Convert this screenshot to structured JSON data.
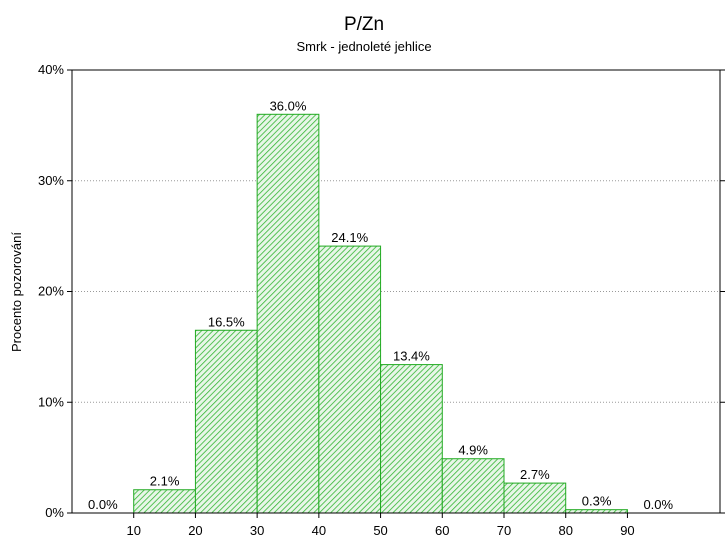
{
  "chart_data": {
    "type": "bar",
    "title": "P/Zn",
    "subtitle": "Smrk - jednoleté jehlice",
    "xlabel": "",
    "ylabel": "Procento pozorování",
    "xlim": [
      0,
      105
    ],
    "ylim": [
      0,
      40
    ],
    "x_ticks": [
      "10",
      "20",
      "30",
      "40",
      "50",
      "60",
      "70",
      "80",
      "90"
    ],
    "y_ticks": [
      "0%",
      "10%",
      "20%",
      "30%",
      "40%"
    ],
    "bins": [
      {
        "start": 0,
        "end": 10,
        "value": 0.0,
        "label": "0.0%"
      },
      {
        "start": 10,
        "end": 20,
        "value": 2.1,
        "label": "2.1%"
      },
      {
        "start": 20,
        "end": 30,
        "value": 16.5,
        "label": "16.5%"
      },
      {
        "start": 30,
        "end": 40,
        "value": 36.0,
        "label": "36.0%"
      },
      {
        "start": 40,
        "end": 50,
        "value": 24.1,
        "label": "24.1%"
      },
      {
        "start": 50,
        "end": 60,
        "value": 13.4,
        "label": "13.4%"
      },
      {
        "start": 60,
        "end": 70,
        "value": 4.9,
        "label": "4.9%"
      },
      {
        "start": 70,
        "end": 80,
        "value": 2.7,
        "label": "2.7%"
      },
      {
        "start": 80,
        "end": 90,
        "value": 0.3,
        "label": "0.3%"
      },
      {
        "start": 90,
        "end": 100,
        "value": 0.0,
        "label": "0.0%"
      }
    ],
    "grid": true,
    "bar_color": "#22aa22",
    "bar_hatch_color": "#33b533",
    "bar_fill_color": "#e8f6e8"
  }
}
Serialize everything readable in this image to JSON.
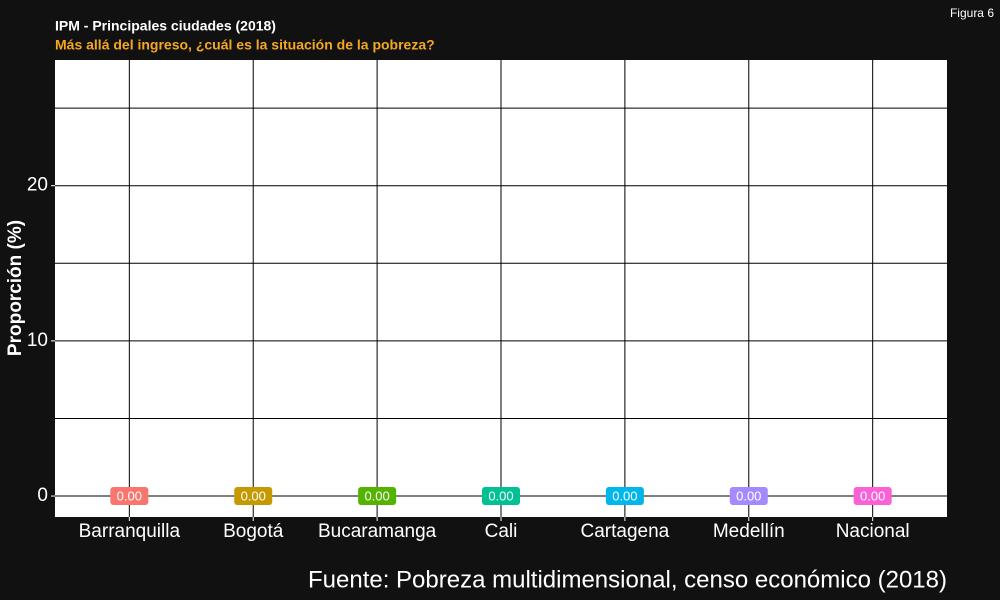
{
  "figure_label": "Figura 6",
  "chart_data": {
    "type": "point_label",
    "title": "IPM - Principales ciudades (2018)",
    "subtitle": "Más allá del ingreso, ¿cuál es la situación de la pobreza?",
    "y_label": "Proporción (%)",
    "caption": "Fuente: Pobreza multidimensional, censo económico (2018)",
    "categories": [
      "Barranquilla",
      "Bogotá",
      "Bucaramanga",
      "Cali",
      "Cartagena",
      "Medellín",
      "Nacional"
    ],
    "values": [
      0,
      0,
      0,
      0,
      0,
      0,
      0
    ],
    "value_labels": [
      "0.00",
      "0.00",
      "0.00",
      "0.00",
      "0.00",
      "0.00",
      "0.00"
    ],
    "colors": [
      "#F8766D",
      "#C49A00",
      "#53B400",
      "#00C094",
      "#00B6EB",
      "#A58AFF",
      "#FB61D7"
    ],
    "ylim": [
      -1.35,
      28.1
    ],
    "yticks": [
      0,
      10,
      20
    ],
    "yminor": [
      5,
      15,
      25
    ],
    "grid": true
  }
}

──────────

▸ **WHAT TO DO**:
Gather up, from the records above, each line where the word "subtitle" appears.

▸ **OUTPUT FOR THIS TASK**:
    "subtitle": "Smrk - jednoleté jehlice",
    "subtitle": "Más allá del ingreso, ¿cuál es la situación de la pobreza?",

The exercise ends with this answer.